→ Set exercise
Your answer should be one number: the count of lines in these entries that hold the word "last".

→ Data supplied
+---+

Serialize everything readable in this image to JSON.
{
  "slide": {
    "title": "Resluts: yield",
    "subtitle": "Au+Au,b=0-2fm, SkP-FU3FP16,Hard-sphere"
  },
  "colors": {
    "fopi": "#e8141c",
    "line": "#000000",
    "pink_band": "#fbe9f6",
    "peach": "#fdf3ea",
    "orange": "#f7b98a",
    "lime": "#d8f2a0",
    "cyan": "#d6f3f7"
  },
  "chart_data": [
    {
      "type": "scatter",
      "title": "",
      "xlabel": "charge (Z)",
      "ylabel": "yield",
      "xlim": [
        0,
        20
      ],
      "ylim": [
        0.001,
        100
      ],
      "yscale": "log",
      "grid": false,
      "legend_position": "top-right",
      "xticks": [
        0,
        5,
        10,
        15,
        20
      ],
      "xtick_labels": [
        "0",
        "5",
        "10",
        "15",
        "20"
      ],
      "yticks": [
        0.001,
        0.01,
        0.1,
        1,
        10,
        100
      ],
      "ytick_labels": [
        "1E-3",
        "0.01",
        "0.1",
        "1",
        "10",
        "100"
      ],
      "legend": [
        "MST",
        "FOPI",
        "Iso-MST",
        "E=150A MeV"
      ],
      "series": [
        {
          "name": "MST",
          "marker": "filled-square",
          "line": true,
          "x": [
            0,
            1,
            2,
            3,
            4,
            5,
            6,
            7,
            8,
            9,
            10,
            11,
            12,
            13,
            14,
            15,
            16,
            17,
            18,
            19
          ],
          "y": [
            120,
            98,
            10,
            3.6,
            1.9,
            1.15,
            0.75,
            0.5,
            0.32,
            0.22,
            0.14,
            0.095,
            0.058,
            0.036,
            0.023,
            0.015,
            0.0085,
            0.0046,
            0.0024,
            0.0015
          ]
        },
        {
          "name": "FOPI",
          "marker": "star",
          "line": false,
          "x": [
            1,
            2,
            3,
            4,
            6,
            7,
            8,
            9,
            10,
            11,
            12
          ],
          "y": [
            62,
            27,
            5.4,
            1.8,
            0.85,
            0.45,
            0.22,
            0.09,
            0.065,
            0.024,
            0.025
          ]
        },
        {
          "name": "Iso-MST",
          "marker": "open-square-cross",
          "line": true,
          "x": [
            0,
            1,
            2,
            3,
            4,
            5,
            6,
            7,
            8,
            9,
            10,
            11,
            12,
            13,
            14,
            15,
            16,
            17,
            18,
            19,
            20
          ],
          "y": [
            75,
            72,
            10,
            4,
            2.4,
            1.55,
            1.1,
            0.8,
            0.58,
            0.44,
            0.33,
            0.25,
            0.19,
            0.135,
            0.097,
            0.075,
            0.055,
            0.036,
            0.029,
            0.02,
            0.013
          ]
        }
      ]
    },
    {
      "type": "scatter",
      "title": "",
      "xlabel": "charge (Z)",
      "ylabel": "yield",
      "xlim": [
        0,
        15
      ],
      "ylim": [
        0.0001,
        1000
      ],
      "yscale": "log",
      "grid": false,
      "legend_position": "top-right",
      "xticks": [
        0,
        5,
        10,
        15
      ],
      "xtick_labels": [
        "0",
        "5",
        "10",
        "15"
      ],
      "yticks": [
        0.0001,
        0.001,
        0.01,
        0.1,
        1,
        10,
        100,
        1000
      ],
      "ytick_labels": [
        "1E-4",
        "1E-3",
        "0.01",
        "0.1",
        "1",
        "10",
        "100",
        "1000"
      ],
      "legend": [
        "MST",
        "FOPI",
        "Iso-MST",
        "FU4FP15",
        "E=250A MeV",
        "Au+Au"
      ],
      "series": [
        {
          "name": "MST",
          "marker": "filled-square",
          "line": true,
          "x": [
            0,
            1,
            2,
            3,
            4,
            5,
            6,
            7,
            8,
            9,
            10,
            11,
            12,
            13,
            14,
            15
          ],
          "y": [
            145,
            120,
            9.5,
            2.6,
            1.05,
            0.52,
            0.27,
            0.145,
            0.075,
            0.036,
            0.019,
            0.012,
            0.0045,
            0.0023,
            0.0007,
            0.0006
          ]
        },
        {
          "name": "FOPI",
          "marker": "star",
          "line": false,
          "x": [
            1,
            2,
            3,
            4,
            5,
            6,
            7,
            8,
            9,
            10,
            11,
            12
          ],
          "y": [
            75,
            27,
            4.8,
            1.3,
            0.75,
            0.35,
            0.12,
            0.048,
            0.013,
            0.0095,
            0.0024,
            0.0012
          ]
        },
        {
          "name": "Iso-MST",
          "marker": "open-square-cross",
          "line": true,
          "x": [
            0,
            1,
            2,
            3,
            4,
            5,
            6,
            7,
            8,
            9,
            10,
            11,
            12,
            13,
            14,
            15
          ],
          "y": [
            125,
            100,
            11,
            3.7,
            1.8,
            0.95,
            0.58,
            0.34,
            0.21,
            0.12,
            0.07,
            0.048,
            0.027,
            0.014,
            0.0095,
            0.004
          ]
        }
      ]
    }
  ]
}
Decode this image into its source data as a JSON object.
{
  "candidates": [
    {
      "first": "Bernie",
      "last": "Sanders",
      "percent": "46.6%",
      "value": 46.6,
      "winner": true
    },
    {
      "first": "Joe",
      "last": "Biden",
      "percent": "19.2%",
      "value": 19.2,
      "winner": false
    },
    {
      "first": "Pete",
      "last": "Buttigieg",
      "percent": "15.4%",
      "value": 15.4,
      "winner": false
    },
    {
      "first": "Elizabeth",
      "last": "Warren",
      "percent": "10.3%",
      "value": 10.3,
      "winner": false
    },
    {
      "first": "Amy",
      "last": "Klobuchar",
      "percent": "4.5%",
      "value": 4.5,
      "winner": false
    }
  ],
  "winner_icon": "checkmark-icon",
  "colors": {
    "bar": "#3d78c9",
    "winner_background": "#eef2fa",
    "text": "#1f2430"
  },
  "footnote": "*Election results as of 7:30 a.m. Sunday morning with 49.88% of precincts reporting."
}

+---+

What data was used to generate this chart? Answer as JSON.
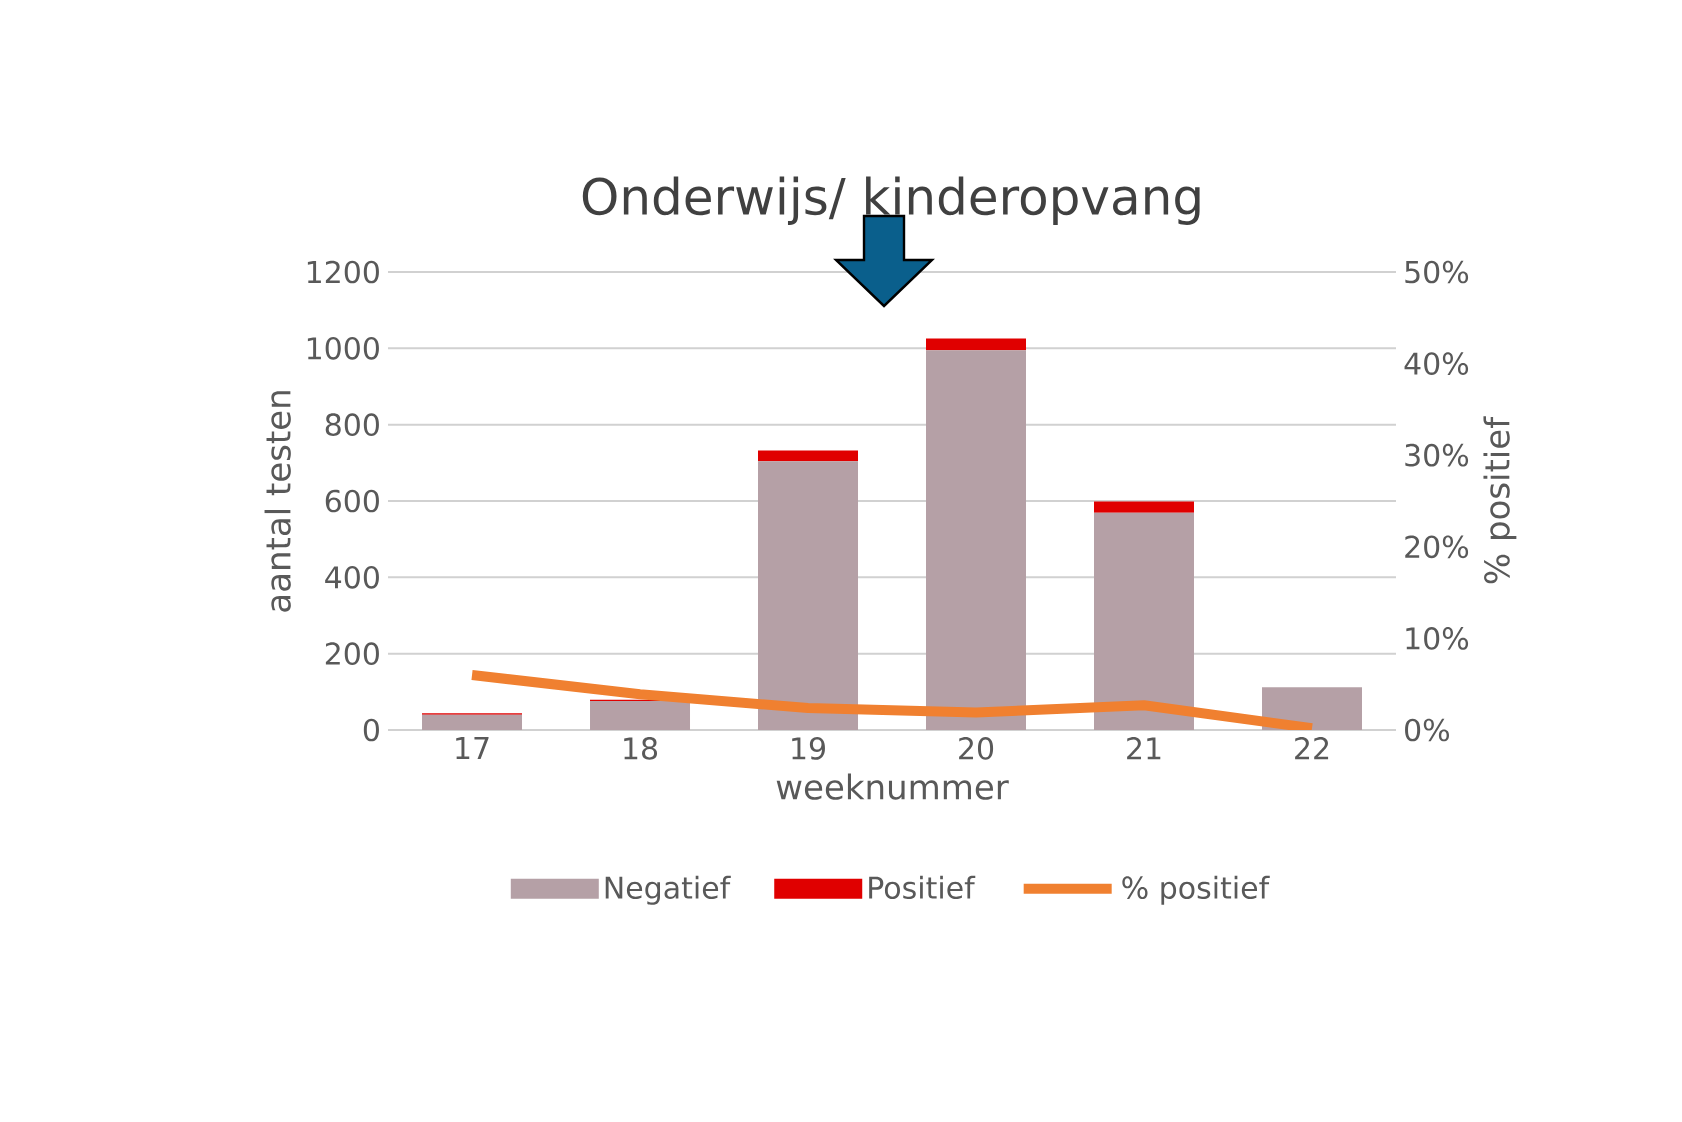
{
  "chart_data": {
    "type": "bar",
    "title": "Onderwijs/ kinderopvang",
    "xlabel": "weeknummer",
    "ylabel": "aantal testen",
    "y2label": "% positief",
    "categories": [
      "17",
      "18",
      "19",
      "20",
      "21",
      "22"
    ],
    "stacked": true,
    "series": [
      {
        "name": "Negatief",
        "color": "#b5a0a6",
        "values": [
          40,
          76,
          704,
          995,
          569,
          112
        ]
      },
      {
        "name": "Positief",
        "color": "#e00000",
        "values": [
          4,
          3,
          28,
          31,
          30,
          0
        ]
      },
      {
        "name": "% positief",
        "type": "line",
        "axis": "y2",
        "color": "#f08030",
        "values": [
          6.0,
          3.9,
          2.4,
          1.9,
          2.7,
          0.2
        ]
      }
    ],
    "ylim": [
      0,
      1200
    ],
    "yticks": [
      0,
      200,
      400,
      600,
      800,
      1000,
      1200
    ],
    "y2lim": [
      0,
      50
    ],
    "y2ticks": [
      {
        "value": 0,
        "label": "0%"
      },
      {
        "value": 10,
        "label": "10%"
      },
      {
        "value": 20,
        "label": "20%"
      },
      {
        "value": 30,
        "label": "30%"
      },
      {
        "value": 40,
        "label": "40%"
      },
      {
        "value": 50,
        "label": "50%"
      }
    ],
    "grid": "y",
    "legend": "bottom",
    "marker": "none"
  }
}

+---+

→ Output of the exercise
5